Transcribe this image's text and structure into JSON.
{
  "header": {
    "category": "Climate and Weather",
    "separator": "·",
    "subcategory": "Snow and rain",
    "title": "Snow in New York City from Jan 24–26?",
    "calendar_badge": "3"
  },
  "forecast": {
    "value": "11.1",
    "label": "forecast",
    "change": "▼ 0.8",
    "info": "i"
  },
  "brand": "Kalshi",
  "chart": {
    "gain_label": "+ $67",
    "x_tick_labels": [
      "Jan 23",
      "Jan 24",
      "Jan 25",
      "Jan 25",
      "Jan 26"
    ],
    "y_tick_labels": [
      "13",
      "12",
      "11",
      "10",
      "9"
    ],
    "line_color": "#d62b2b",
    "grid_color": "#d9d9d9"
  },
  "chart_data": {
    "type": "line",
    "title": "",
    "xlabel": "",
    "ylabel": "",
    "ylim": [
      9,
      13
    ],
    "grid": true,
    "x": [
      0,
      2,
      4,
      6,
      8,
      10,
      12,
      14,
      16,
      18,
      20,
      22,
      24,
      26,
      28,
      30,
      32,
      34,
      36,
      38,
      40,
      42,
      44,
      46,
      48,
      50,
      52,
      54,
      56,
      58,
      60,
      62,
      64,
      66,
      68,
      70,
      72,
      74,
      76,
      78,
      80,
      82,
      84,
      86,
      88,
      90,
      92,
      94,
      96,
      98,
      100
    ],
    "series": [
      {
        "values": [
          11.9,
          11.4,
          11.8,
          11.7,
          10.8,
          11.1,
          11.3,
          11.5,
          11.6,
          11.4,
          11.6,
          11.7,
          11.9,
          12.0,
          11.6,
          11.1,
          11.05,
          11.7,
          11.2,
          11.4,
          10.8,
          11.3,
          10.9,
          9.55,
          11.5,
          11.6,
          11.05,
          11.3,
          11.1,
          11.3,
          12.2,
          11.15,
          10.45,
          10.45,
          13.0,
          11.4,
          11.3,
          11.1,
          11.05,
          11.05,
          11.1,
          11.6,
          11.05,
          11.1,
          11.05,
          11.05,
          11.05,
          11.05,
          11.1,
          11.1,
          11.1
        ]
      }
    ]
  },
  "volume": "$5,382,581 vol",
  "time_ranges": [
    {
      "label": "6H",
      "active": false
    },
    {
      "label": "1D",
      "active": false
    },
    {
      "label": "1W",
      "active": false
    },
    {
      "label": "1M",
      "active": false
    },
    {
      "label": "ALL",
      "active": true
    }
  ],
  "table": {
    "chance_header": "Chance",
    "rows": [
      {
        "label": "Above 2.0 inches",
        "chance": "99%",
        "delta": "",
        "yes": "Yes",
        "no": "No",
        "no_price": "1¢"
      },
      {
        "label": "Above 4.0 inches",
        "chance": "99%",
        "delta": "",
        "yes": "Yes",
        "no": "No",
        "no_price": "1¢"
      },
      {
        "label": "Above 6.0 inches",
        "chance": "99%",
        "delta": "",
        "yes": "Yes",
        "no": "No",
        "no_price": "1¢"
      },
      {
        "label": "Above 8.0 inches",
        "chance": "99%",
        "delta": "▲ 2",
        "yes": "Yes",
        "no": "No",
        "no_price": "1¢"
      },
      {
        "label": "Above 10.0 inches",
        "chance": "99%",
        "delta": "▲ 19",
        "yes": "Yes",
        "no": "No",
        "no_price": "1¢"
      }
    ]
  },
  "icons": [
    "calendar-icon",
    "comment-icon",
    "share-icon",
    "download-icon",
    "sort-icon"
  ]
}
• • • •
* **The task**
Could you reproduce every record above exactly as it appears?

* **Task answer**
Transcribe this image's text and structure into JSON.
{
  "header": {
    "category": "Climate and Weather",
    "separator": "·",
    "subcategory": "Snow and rain",
    "title": "Snow in New York City from Jan 24–26?",
    "calendar_badge": "3"
  },
  "forecast": {
    "value": "11.1",
    "label": "forecast",
    "change": "▼ 0.8",
    "info": "i"
  },
  "brand": "Kalshi",
  "chart": {
    "gain_label": "+ $67",
    "x_tick_labels": [
      "Jan 23",
      "Jan 24",
      "Jan 25",
      "Jan 25",
      "Jan 26"
    ],
    "y_tick_labels": [
      "13",
      "12",
      "11",
      "10",
      "9"
    ],
    "line_color": "#d62b2b",
    "grid_color": "#d9d9d9"
  },
  "chart_data": {
    "type": "line",
    "title": "",
    "xlabel": "",
    "ylabel": "",
    "ylim": [
      9,
      13
    ],
    "grid": true,
    "x": [
      0,
      2,
      4,
      6,
      8,
      10,
      12,
      14,
      16,
      18,
      20,
      22,
      24,
      26,
      28,
      30,
      32,
      34,
      36,
      38,
      40,
      42,
      44,
      46,
      48,
      50,
      52,
      54,
      56,
      58,
      60,
      62,
      64,
      66,
      68,
      70,
      72,
      74,
      76,
      78,
      80,
      82,
      84,
      86,
      88,
      90,
      92,
      94,
      96,
      98,
      100
    ],
    "series": [
      {
        "values": [
          11.9,
          11.4,
          11.8,
          11.7,
          10.8,
          11.1,
          11.3,
          11.5,
          11.6,
          11.4,
          11.6,
          11.7,
          11.9,
          12.0,
          11.6,
          11.1,
          11.05,
          11.7,
          11.2,
          11.4,
          10.8,
          11.3,
          10.9,
          9.55,
          11.5,
          11.6,
          11.05,
          11.3,
          11.1,
          11.3,
          12.2,
          11.15,
          10.45,
          10.45,
          13.0,
          11.4,
          11.3,
          11.1,
          11.05,
          11.05,
          11.1,
          11.6,
          11.05,
          11.1,
          11.05,
          11.05,
          11.05,
          11.05,
          11.1,
          11.1,
          11.1
        ]
      }
    ]
  },
  "volume": "$5,382,581 vol",
  "time_ranges": [
    {
      "label": "6H",
      "active": false
    },
    {
      "label": "1D",
      "active": false
    },
    {
      "label": "1W",
      "active": false
    },
    {
      "label": "1M",
      "active": false
    },
    {
      "label": "ALL",
      "active": true
    }
  ],
  "table": {
    "chance_header": "Chance",
    "rows": [
      {
        "label": "Above 2.0 inches",
        "chance": "99%",
        "delta": "",
        "yes": "Yes",
        "no": "No",
        "no_price": "1¢"
      },
      {
        "label": "Above 4.0 inches",
        "chance": "99%",
        "delta": "",
        "yes": "Yes",
        "no": "No",
        "no_price": "1¢"
      },
      {
        "label": "Above 6.0 inches",
        "chance": "99%",
        "delta": "",
        "yes": "Yes",
        "no": "No",
        "no_price": "1¢"
      },
      {
        "label": "Above 8.0 inches",
        "chance": "99%",
        "delta": "▲ 2",
        "yes": "Yes",
        "no": "No",
        "no_price": "1¢"
      },
      {
        "label": "Above 10.0 inches",
        "chance": "99%",
        "delta": "▲ 19",
        "yes": "Yes",
        "no": "No",
        "no_price": "1¢"
      }
    ]
  },
  "icons": [
    "calendar-icon",
    "comment-icon",
    "share-icon",
    "download-icon",
    "sort-icon"
  ]
}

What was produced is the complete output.